**Problemas propostos:**
(a) No artigo sobre avaliação técnica em processos seletivos de produto, quais são as duas coisas importantes a avaliar na etapa técnica?
(b) Dê continuidade ao artigo sobre avaliação técnica em processos seletivos de produto a partir do último item da lista apresentada no trecho.

═════ Trecho selecionado

Processos Seletivos de Produto #04 - Avaliações técnicas - Cursos PM3
Raphael Farinazzo

Raphael Farinazzo

14 minutos de leitura

Conteúdo originalmente publicado aqui.

Este post faz parte de uma série sobre como se preparar para um processo seletivo de Gerente de Produto. Confira a série completa:

  1. Em busca do emprego ideal
  2. Encontre e seja encontrado
  3. Avaliação de fit cultural – RH ou time
  4. Avaliação técnica — entrevistas ou cases

Existe uma sensação extra de frustração em ser reprovado na etapa de avaliação técnica.

Se a reprovação por fit cultural pode ser subjetiva, a insuficiência técnica tende a não ser, ou ser bem menos.

Exceto em casos de pessoas muito fora da curva, a falta de afinidade cultural é apenas um detalhe. Significa que a empresa procura uma pessoa mais competitiva (ou menos), mais formal (ou menos) etc. — e como eu mencionei antes, não adianta forçar a barra para ser alguém que você não é, apenas para conquistar um emprego que talvez vá lhe trazer mais problemas depois, pela falta de afinidade de estilo.

Por outro lado, ser reprovado na etapa técnica traz aquela sensação de que “deveria ter me preparado melhor”, “deveria ter me dedicado mais”, “deveria ter estudado”.

E deveria mesmo.

Sempre fico decepcionado de entrevistar candidatos ou avaliar provas de pessoas que visivelmente não estudaram para estar ali.

Por isso, neste artigo vou dar algumas dicas sobre:

  1. Como se preparar para a etapa de avaliação técnica
  2. Os 3 tipos mais comuns de cases para avaliação técnica
  3. Dicas para resolver os cases
  4. Como apresentar cases
  5. Dicas finais de entrevistas técnicas

1. Como se preparar (ou “o que eu avalio?”)

Tem duas coisas importantes para avaliar na etapa técnica:

  1. Nível de conhecimento
  2. Experiência prática

Idealmente, eu gostaria de saber o seu nível de conhecimento a respeito de:

Imagem meramente ilustrativa!
  • Mercado em que o produto está inserido (modelos de negócio, principais players)
  • Desenvolvimento ágil (processos, técnicas, práticas)
  • Técnicas de discovery (investigação de problemas e oportunidades, entrevistas exploratórias ou delimitadas, como lidar com problemas complexos)

══════════
═════ Linhas de dados

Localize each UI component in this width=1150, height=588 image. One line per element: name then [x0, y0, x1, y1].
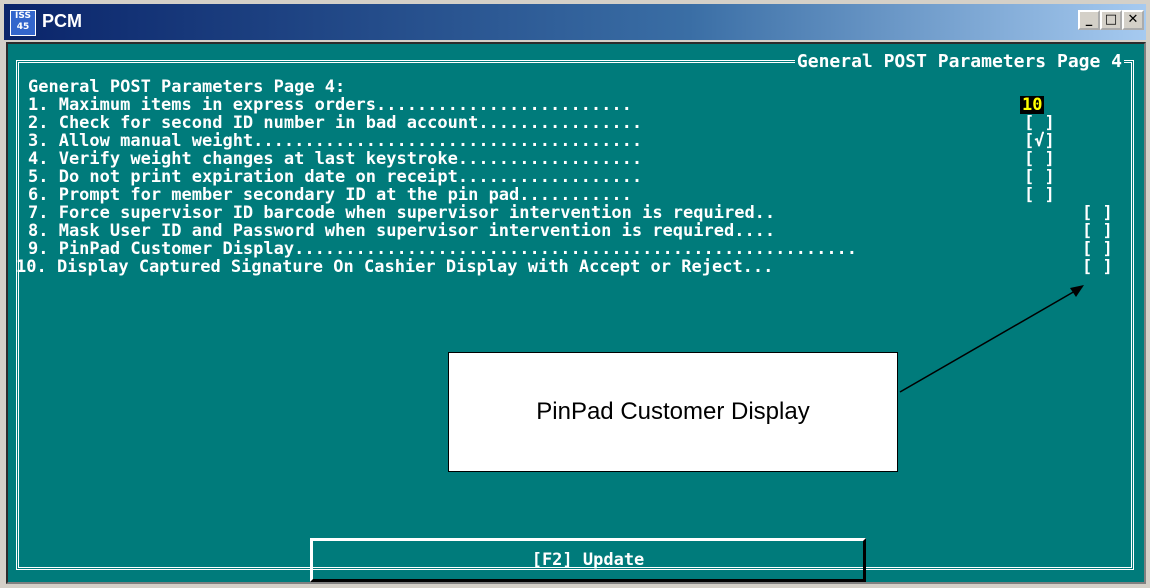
param-checkbox-9[interactable]: [ ]	[1082, 240, 1113, 258]
param-checkbox-7[interactable]: [ ]	[1082, 204, 1113, 222]
close-button[interactable]: ✕	[1122, 10, 1144, 30]
callout-label: PinPad Customer Display	[536, 398, 810, 425]
minimize-button[interactable]: _	[1078, 10, 1100, 30]
frame-title: General POST Parameters Page 4	[794, 51, 1124, 72]
param-checkbox-2[interactable]: [ ]	[1024, 114, 1055, 132]
title-bar[interactable]: ISS 45 PCM _ □ ✕	[4, 4, 1146, 40]
param-label-9: 9. PinPad Customer Display..............…	[28, 239, 858, 259]
param-checkbox-10[interactable]: [ ]	[1082, 258, 1113, 276]
param-checkbox-3[interactable]: [√]	[1024, 132, 1055, 150]
param-checkbox-4[interactable]: [ ]	[1024, 150, 1055, 168]
terminal-screen: General POST Parameters Page 4 General P…	[6, 42, 1146, 584]
param-checkbox-6[interactable]: [ ]	[1024, 186, 1055, 204]
param-label-1: 1. Maximum items in express orders......…	[28, 95, 632, 115]
pcm-window: ISS 45 PCM _ □ ✕ General POST Parameters …	[0, 0, 1150, 586]
param-label-3: 3. Allow manual weight..................…	[28, 131, 643, 151]
param-label-6: 6. Prompt for member secondary ID at the…	[28, 185, 632, 205]
f2-update-button[interactable]: [F2] Update	[310, 538, 866, 582]
param-checkbox-8[interactable]: [ ]	[1082, 222, 1113, 240]
app-icon: ISS 45	[10, 10, 36, 36]
param-label-4: 4. Verify weight changes at last keystro…	[28, 149, 643, 169]
param-checkbox-5[interactable]: [ ]	[1024, 168, 1055, 186]
window-title: PCM	[42, 11, 82, 31]
page-heading: General POST Parameters Page 4:	[28, 77, 346, 97]
callout-box: PinPad Customer Display	[448, 352, 898, 472]
param-label-5: 5. Do not print expiration date on recei…	[28, 167, 643, 187]
param-label-7: 7. Force supervisor ID barcode when supe…	[28, 203, 776, 223]
param-label-10: 10. Display Captured Signature On Cashie…	[16, 257, 774, 277]
param-label-2: 2. Check for second ID number in bad acc…	[28, 113, 643, 133]
param-label-8: 8. Mask User ID and Password when superv…	[28, 221, 776, 241]
param-value-1[interactable]: 10	[1020, 96, 1045, 114]
maximize-button[interactable]: □	[1100, 10, 1122, 30]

══════════

**Resultados por tarefa:**
(a) Nível de conhecimento e experiência prática.

(b)
  • Técnicas de desenho de solução (levantamento de hipóteses, testes e validações)
  • Técnicas de análise de dados quantitativos (estatística básica, interpretação dos dados)
  • Técnicas de priorização
  • Negócios (cálculo de ROI, desenho de modelo de negócio)
  • Gestão de stakeholders (negociação, administração de conflitos, buy-in, storytelling)
  • Habilidades comportamentais (empatia, visão sistêmica, curiosidade, abertura a críticas, honestidade intelectual)

Além disso, eu quero saber disso tudo o que você tem de experiência prática: que técnicas já aplicou, como aplicou, o que aprendeu, o que faria diferente.

É claro que o grau de exigência muda conforme a senioridade da vaga. Mas resumidamente, é isso.

Dá para estimar que eu demoraria alguns meses para avaliar qualquer candidatura.

Como isso é completamente inviável (por favor, recrutadores, nem tentem), é preciso priorizar!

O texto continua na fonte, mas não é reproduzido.